▸ **EXERCISE AIM**:
Return each line of the listing that contains the string "this".

## Start LISTING

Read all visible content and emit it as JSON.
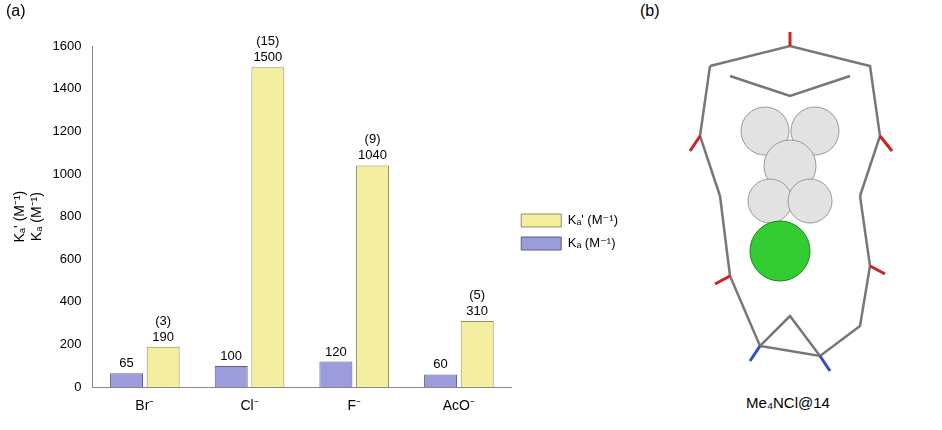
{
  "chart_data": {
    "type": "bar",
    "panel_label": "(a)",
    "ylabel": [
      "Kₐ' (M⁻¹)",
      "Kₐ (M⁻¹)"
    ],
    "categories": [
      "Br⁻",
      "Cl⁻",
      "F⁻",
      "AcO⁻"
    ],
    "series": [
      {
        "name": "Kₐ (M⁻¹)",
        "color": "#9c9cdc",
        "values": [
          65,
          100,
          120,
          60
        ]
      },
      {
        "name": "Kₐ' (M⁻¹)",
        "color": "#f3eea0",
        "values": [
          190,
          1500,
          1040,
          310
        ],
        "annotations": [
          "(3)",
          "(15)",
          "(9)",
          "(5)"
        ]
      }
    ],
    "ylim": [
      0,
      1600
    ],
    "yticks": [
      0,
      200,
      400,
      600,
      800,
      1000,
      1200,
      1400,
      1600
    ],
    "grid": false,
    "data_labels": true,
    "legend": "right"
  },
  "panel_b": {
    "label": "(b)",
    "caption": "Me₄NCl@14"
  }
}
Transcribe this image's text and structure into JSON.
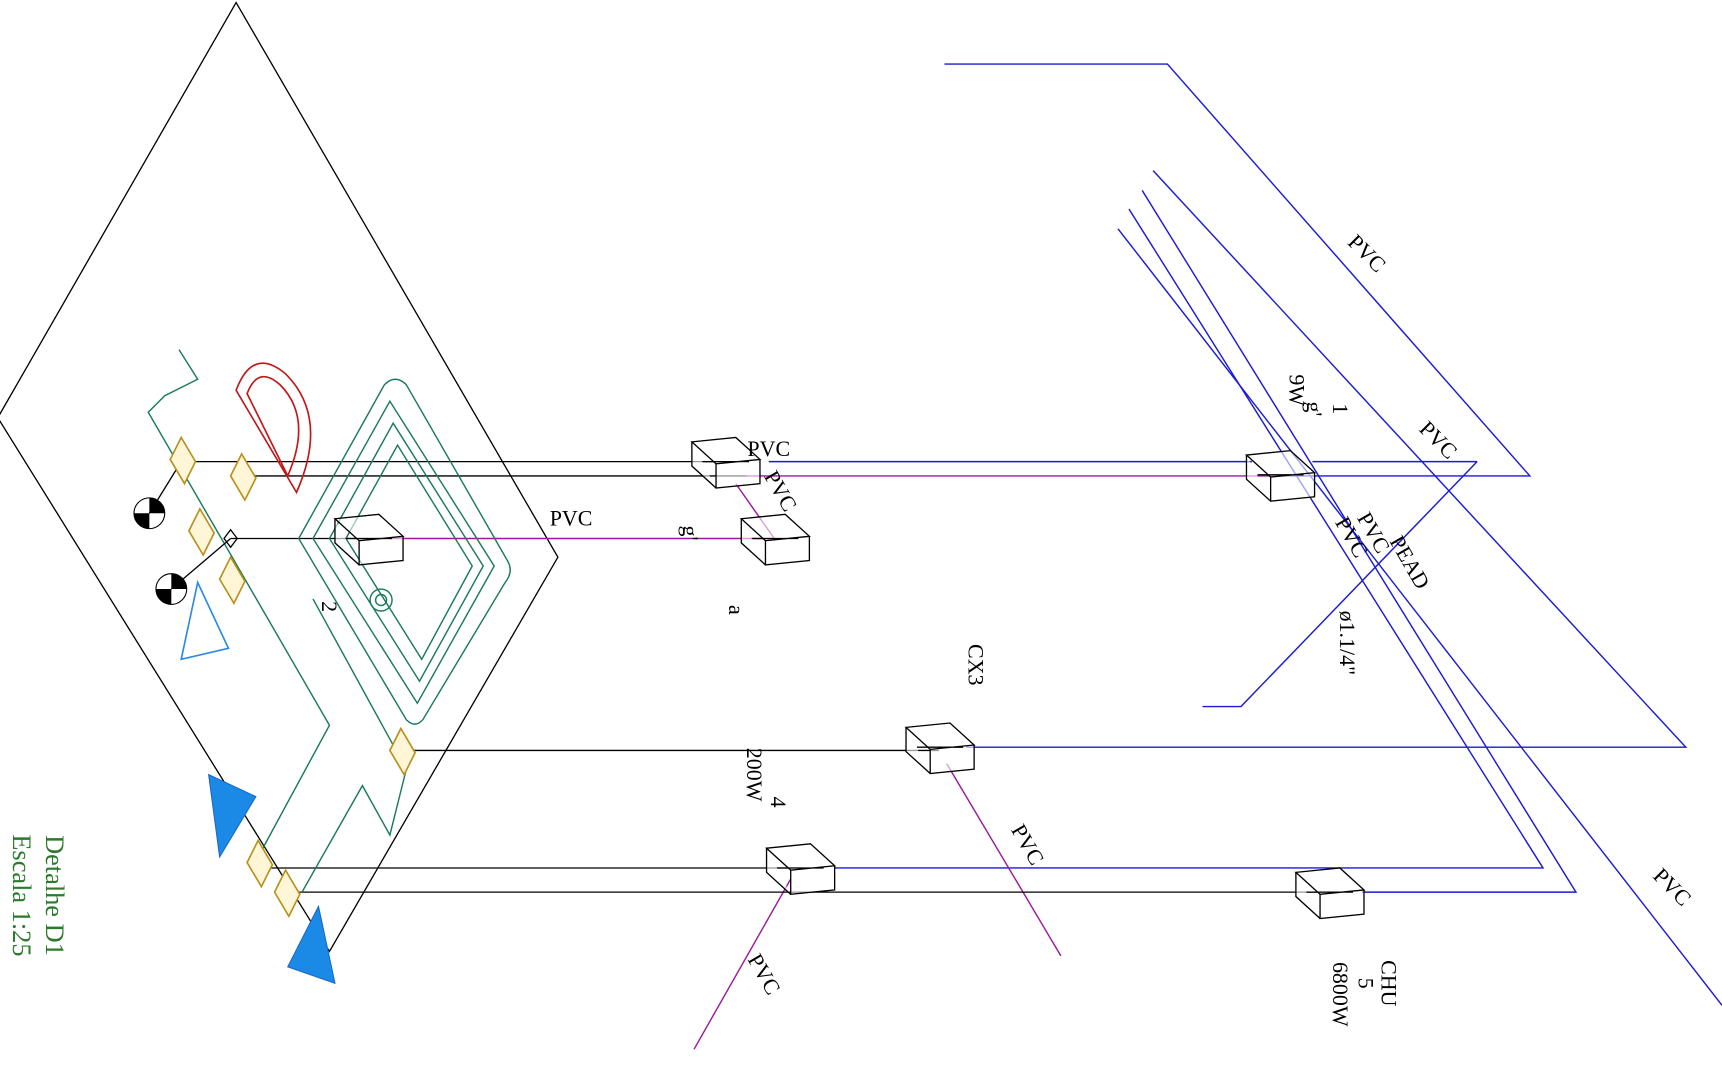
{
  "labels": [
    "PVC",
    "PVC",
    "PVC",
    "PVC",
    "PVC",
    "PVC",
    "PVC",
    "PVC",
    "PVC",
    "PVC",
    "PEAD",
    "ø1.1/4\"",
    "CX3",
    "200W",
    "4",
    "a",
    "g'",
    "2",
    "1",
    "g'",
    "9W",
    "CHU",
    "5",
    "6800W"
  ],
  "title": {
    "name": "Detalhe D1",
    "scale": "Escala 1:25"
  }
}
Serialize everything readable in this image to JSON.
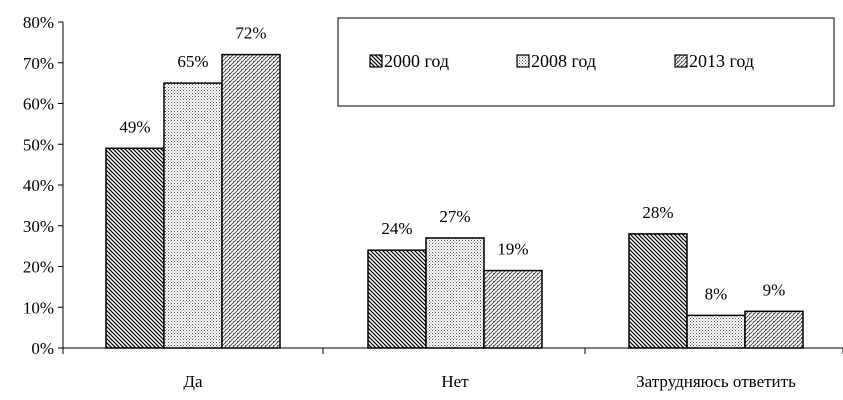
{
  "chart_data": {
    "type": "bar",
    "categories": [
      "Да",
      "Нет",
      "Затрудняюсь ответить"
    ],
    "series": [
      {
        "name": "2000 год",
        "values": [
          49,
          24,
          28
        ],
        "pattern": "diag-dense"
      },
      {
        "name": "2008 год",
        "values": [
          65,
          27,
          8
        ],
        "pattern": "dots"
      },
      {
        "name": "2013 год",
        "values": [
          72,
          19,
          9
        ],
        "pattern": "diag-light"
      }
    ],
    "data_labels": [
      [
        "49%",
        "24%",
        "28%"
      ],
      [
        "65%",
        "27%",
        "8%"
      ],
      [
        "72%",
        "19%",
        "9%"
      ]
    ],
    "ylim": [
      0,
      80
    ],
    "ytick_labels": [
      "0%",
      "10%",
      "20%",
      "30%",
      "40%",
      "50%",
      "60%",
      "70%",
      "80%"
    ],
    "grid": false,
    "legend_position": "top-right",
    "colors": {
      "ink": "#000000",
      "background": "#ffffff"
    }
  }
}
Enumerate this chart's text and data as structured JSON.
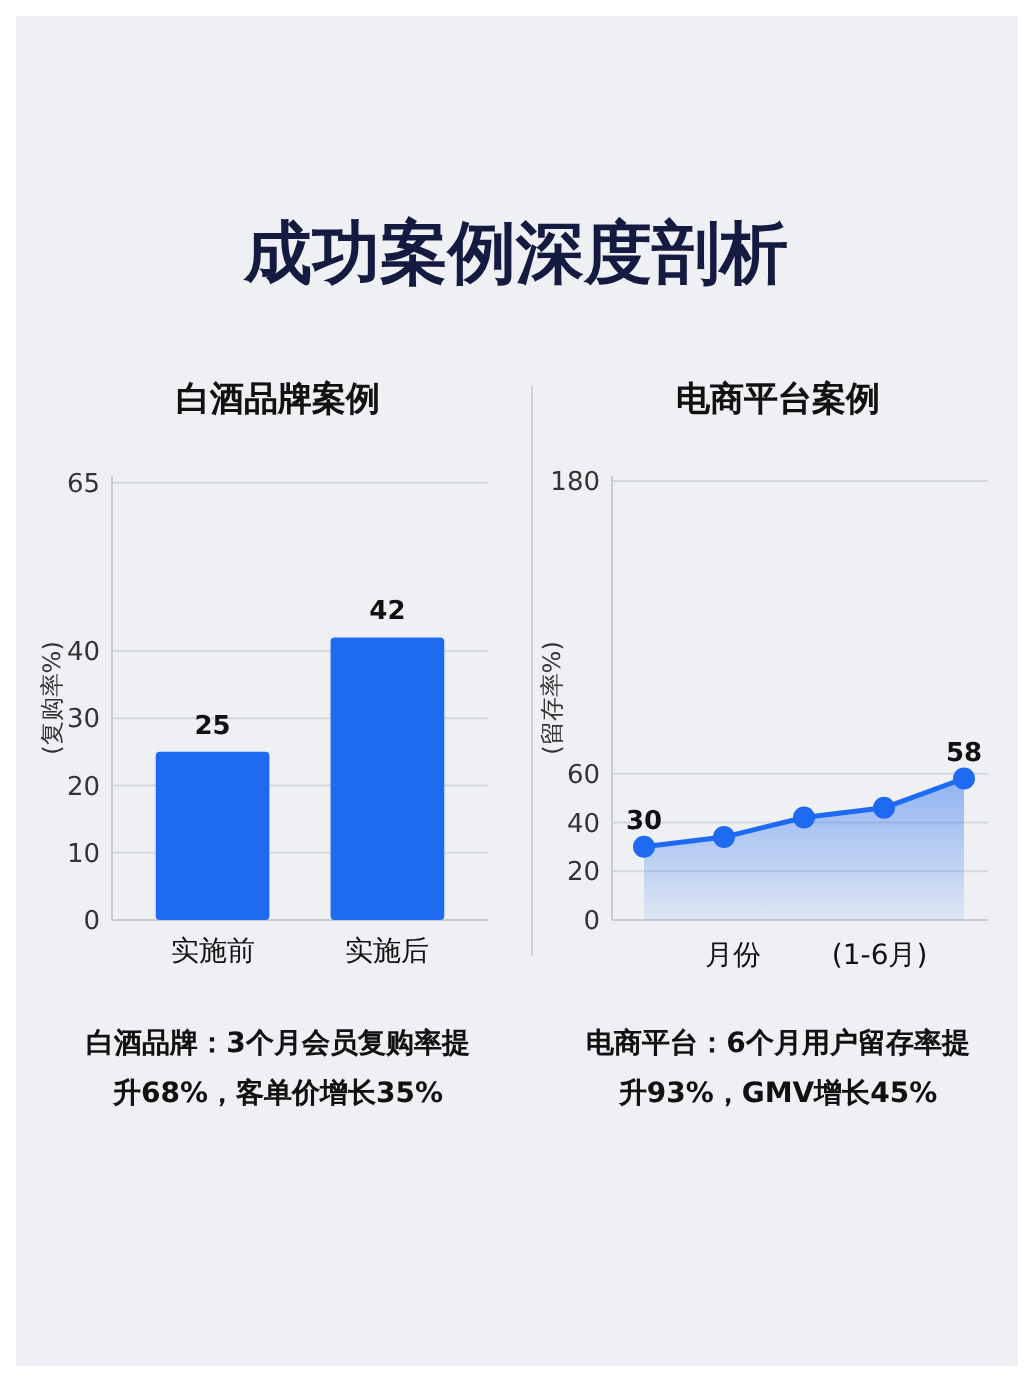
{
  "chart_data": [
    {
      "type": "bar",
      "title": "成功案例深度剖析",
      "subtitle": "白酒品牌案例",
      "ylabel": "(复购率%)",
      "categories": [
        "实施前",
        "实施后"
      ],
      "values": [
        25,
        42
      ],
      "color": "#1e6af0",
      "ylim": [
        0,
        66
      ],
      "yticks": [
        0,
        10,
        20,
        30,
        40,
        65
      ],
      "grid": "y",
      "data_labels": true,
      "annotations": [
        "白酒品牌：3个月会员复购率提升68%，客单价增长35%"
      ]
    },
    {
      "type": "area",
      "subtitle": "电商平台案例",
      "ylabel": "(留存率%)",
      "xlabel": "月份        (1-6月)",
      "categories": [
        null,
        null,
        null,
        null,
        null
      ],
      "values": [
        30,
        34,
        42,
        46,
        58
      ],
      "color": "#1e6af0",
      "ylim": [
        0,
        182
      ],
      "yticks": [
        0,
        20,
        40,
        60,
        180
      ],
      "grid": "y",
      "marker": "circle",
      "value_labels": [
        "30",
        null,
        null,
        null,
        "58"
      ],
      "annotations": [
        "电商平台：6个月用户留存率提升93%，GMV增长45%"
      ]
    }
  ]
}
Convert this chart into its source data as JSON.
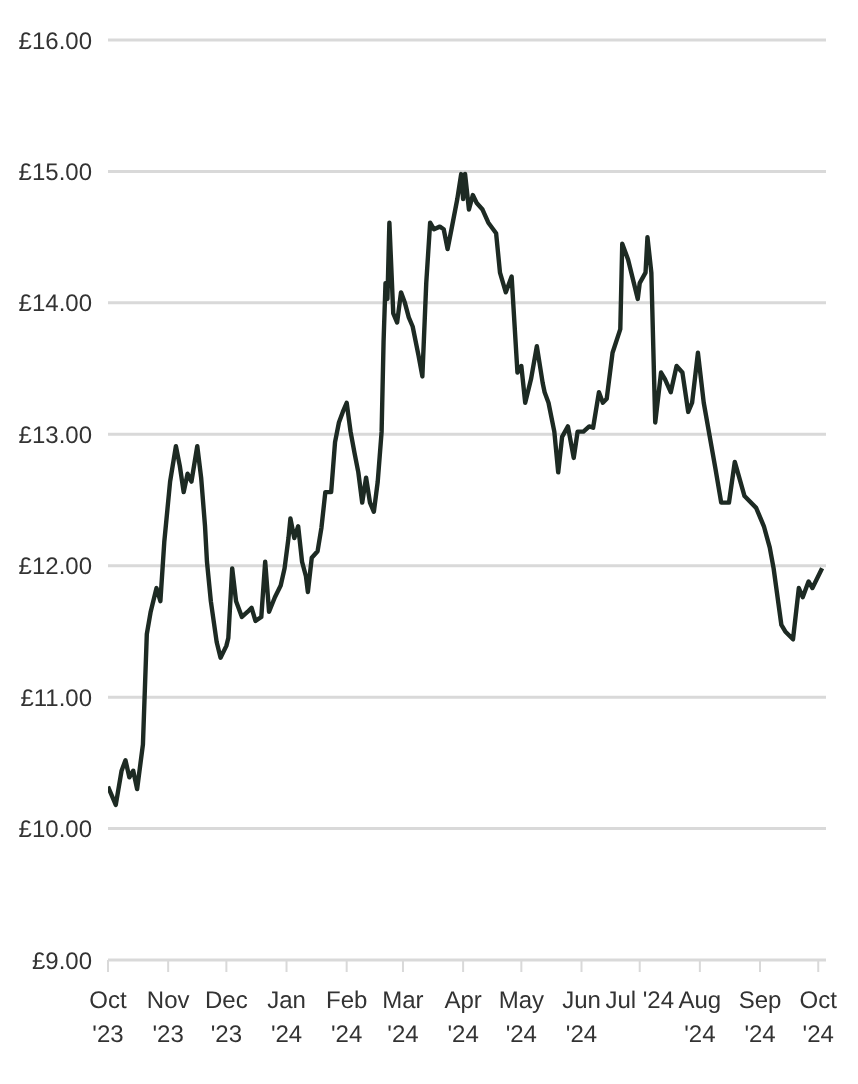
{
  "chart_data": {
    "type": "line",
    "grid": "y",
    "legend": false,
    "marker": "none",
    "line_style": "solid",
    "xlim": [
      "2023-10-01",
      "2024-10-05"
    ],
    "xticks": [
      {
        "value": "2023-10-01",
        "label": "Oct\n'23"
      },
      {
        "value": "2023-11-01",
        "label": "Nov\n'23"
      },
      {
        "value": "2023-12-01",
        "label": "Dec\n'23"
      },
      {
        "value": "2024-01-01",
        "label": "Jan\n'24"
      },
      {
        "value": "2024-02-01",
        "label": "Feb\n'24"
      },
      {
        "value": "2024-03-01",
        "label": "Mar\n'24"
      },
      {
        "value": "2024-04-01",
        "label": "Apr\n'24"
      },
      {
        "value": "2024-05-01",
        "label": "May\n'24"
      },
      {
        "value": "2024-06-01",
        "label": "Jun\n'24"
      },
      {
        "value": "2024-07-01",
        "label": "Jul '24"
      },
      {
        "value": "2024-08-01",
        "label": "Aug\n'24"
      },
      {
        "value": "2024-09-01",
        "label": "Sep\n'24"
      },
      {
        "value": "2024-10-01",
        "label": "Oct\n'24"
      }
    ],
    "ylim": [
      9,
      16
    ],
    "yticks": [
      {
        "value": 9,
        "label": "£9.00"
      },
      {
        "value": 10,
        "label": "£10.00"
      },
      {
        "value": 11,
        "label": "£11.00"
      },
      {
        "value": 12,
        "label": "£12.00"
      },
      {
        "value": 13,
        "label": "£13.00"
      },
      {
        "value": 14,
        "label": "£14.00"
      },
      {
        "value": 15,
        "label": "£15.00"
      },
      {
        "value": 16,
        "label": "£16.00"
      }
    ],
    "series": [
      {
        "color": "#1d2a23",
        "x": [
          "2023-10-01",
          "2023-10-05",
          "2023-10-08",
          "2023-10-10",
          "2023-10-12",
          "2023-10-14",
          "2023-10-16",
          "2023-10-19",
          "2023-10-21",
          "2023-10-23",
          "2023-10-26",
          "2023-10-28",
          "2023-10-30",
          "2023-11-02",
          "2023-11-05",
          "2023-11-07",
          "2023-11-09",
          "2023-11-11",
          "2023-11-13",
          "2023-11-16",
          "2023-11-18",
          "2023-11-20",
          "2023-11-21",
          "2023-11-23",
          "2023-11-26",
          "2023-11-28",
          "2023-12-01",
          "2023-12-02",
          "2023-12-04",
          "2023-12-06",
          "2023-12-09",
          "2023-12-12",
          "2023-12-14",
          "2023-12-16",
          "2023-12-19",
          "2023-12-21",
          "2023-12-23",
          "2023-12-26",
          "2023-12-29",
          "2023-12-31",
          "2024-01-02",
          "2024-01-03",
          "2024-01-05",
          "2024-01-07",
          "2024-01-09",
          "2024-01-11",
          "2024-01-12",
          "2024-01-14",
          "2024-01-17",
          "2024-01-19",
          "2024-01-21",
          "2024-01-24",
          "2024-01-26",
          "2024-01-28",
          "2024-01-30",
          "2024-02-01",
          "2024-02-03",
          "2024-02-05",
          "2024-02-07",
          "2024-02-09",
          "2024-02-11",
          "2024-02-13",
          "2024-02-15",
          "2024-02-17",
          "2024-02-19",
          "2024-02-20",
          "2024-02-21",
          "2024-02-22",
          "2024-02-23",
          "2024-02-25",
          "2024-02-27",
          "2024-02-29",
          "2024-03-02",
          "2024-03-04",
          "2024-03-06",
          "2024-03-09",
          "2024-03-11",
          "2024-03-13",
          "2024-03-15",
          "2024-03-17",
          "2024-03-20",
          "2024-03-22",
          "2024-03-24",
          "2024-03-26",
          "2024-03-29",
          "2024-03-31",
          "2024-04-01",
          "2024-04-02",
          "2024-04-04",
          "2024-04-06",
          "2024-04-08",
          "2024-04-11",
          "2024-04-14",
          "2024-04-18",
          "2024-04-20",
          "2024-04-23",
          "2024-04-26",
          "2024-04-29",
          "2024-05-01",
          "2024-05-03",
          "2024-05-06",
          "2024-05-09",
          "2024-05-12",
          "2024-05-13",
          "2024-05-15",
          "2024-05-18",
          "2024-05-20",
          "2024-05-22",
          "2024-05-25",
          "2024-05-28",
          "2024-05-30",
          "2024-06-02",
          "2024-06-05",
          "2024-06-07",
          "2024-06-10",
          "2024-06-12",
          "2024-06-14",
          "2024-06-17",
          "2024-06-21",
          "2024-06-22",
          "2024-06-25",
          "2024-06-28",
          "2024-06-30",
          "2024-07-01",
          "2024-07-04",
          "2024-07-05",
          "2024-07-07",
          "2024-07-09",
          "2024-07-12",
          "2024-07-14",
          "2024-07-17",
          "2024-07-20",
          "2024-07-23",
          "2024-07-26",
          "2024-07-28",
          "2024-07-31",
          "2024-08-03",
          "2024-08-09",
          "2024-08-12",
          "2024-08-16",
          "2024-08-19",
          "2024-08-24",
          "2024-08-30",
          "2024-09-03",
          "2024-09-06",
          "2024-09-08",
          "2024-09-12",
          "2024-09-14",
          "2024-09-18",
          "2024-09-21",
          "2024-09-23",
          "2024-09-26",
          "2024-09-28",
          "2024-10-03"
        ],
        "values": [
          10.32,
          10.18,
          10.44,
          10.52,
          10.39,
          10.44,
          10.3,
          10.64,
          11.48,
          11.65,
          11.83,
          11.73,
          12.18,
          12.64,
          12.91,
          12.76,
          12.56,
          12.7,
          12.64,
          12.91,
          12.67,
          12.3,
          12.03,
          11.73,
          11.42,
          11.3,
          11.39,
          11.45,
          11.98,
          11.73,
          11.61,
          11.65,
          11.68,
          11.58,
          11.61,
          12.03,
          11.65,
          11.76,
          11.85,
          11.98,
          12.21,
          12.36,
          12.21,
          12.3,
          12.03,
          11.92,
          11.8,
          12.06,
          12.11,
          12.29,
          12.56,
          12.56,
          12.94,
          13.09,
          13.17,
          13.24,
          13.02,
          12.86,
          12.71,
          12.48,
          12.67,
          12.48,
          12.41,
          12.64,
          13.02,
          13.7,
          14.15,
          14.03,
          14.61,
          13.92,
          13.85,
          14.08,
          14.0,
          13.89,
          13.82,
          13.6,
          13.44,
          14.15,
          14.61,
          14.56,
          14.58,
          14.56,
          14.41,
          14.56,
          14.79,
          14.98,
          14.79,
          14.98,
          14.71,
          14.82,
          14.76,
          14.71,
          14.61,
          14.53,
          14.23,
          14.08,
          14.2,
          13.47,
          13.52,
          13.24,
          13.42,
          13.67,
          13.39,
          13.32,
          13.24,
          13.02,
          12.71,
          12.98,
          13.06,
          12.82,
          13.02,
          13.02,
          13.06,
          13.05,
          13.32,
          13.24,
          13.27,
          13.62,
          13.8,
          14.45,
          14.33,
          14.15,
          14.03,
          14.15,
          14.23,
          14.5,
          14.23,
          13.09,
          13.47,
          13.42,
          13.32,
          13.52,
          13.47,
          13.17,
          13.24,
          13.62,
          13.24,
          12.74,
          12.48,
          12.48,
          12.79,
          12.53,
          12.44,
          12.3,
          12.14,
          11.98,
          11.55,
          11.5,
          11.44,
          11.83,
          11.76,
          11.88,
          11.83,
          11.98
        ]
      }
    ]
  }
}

## End LISTING

▸ **ANSWER TO THE TASK**:
Transcribe this image's text and structure into JSON.
Serialize everything readable in this image to JSON.
Enumerate this chart's text and data as structured JSON.
Convert this chart into its source data as JSON.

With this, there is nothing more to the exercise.